## start Data shown

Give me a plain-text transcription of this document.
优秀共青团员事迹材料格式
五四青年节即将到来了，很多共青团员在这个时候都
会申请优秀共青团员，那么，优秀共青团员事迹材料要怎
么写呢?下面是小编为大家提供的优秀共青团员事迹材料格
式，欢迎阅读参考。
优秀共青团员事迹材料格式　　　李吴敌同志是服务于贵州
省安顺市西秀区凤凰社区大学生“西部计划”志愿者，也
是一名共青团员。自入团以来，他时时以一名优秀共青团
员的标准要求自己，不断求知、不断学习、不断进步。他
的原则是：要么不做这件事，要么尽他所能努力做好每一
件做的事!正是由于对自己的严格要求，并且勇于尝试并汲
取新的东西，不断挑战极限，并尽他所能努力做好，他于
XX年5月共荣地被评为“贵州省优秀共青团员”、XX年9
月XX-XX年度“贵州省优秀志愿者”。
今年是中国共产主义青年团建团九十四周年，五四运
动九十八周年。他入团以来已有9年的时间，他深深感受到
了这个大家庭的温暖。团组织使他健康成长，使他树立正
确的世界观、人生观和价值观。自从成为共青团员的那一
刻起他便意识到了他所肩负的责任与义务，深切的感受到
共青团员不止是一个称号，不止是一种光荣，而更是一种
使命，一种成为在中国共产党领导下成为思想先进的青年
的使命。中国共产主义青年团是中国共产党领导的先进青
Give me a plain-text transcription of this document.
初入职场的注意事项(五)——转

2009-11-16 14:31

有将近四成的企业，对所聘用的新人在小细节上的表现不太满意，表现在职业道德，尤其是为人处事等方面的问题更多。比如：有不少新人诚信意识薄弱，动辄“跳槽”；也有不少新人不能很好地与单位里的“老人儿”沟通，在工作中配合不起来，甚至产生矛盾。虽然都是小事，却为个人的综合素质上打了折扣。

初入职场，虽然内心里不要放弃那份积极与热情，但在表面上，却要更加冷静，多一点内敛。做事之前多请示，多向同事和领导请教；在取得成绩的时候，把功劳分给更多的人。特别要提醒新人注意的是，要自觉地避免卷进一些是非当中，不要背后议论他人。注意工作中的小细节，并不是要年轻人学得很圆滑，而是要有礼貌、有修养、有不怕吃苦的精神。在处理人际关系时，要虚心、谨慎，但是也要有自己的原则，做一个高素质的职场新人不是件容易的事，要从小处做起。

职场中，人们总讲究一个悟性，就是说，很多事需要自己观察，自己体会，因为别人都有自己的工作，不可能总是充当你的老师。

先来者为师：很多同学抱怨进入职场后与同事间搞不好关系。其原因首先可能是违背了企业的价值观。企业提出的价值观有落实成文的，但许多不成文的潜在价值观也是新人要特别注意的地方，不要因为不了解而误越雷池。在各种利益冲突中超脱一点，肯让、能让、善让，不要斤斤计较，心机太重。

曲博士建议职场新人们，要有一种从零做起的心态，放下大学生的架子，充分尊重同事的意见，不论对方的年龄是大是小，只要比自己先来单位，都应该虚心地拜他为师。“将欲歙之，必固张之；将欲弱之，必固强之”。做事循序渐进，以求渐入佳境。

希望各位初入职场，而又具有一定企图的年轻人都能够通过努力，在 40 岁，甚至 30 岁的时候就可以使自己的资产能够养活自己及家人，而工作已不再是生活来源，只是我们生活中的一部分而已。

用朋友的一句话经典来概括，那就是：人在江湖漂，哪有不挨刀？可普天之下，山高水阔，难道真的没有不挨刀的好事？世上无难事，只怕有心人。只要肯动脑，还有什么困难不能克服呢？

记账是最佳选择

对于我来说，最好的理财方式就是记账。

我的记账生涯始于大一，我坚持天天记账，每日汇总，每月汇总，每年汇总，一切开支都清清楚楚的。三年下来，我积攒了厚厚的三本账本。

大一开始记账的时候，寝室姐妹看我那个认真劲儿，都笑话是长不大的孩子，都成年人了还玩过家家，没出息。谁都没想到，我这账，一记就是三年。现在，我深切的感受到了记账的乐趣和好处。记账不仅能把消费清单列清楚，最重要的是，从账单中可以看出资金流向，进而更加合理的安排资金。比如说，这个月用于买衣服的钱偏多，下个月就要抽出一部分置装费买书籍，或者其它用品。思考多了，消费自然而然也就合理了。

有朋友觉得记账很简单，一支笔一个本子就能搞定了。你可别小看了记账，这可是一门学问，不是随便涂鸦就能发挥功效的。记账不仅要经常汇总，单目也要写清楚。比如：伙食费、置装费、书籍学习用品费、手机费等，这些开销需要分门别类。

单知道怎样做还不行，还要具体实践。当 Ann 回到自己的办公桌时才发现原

## end Data shown

◆ **Exercise objective**: Repeat the material above exactly.

◆ **Task answer**:
Give me a plain-text transcription of this document.
优秀共青团员事迹材料格式
五四青年节即将到来了，很多共青团员在这个时候都
会申请优秀共青团员，那么，优秀共青团员事迹材料要怎
么写呢?下面是小编为大家提供的优秀共青团员事迹材料格
式，欢迎阅读参考。
优秀共青团员事迹材料格式　　　李吴敌同志是服务于贵州
省安顺市西秀区凤凰社区大学生“西部计划”志愿者，也
是一名共青团员。自入团以来，他时时以一名优秀共青团
员的标准要求自己，不断求知、不断学习、不断进步。他
的原则是：要么不做这件事，要么尽他所能努力做好每一
件做的事!正是由于对自己的严格要求，并且勇于尝试并汲
取新的东西，不断挑战极限，并尽他所能努力做好，他于
XX年5月共荣地被评为“贵州省优秀共青团员”、XX年9
月XX-XX年度“贵州省优秀志愿者”。
今年是中国共产主义青年团建团九十四周年，五四运
动九十八周年。他入团以来已有9年的时间，他深深感受到
了这个大家庭的温暖。团组织使他健康成长，使他树立正
确的世界观、人生观和价值观。自从成为共青团员的那一
刻起他便意识到了他所肩负的责任与义务，深切的感受到
共青团员不止是一个称号，不止是一种光荣，而更是一种
使命，一种成为在中国共产党领导下成为思想先进的青年
的使命。中国共产主义青年团是中国共产党领导的先进青
Give me a plain-text transcription of this document.
初入职场的注意事项(五)——转

2009-11-16 14:31

有将近四成的企业，对所聘用的新人在小细节上的表现不太满意，表现在职业道德，尤其是为人处事等方面的问题更多。比如：有不少新人诚信意识薄弱，动辄“跳槽”；也有不少新人不能很好地与单位里的“老人儿”沟通，在工作中配合不起来，甚至产生矛盾。虽然都是小事，却为个人的综合素质上打了折扣。

初入职场，虽然内心里不要放弃那份积极与热情，但在表面上，却要更加冷静，多一点内敛。做事之前多请示，多向同事和领导请教；在取得成绩的时候，把功劳分给更多的人。特别要提醒新人注意的是，要自觉地避免卷进一些是非当中，不要背后议论他人。注意工作中的小细节，并不是要年轻人学得很圆滑，而是要有礼貌、有修养、有不怕吃苦的精神。在处理人际关系时，要虚心、谨慎，但是也要有自己的原则，做一个高素质的职场新人不是件容易的事，要从小处做起。

职场中，人们总讲究一个悟性，就是说，很多事需要自己观察，自己体会，因为别人都有自己的工作，不可能总是充当你的老师。

先来者为师：很多同学抱怨进入职场后与同事间搞不好关系。其原因首先可能是违背了企业的价值观。企业提出的价值观有落实成文的，但许多不成文的潜在价值观也是新人要特别注意的地方，不要因为不了解而误越雷池。在各种利益冲突中超脱一点，肯让、能让、善让，不要斤斤计较，心机太重。

曲博士建议职场新人们，要有一种从零做起的心态，放下大学生的架子，充分尊重同事的意见，不论对方的年龄是大是小，只要比自己先来单位，都应该虚心地拜他为师。“将欲歙之，必固张之；将欲弱之，必固强之”。做事循序渐进，以求渐入佳境。

希望各位初入职场，而又具有一定企图的年轻人都能够通过努力，在 40 岁，甚至 30 岁的时候就可以使自己的资产能够养活自己及家人，而工作已不再是生活来源，只是我们生活中的一部分而已。

用朋友的一句话经典来概括，那就是：人在江湖漂，哪有不挨刀？可普天之下，山高水阔，难道真的没有不挨刀的好事？世上无难事，只怕有心人。只要肯动脑，还有什么困难不能克服呢？

记账是最佳选择

对于我来说，最好的理财方式就是记账。

我的记账生涯始于大一，我坚持天天记账，每日汇总，每月汇总，每年汇总，一切开支都清清楚楚的。三年下来，我积攒了厚厚的三本账本。

大一开始记账的时候，寝室姐妹看我那个认真劲儿，都笑话是长不大的孩子，都成年人了还玩过家家，没出息。谁都没想到，我这账，一记就是三年。现在，我深切的感受到了记账的乐趣和好处。记账不仅能把消费清单列清楚，最重要的是，从账单中可以看出资金流向，进而更加合理的安排资金。比如说，这个月用于买衣服的钱偏多，下个月就要抽出一部分置装费买书籍，或者其它用品。思考多了，消费自然而然也就合理了。

有朋友觉得记账很简单，一支笔一个本子就能搞定了。你可别小看了记账，这可是一门学问，不是随便涂鸦就能发挥功效的。记账不仅要经常汇总，单目也要写清楚。比如：伙食费、置装费、书籍学习用品费、手机费等，这些开销需要分门别类。

单知道怎样做还不行，还要具体实践。当 Ann 回到自己的办公桌时才发现原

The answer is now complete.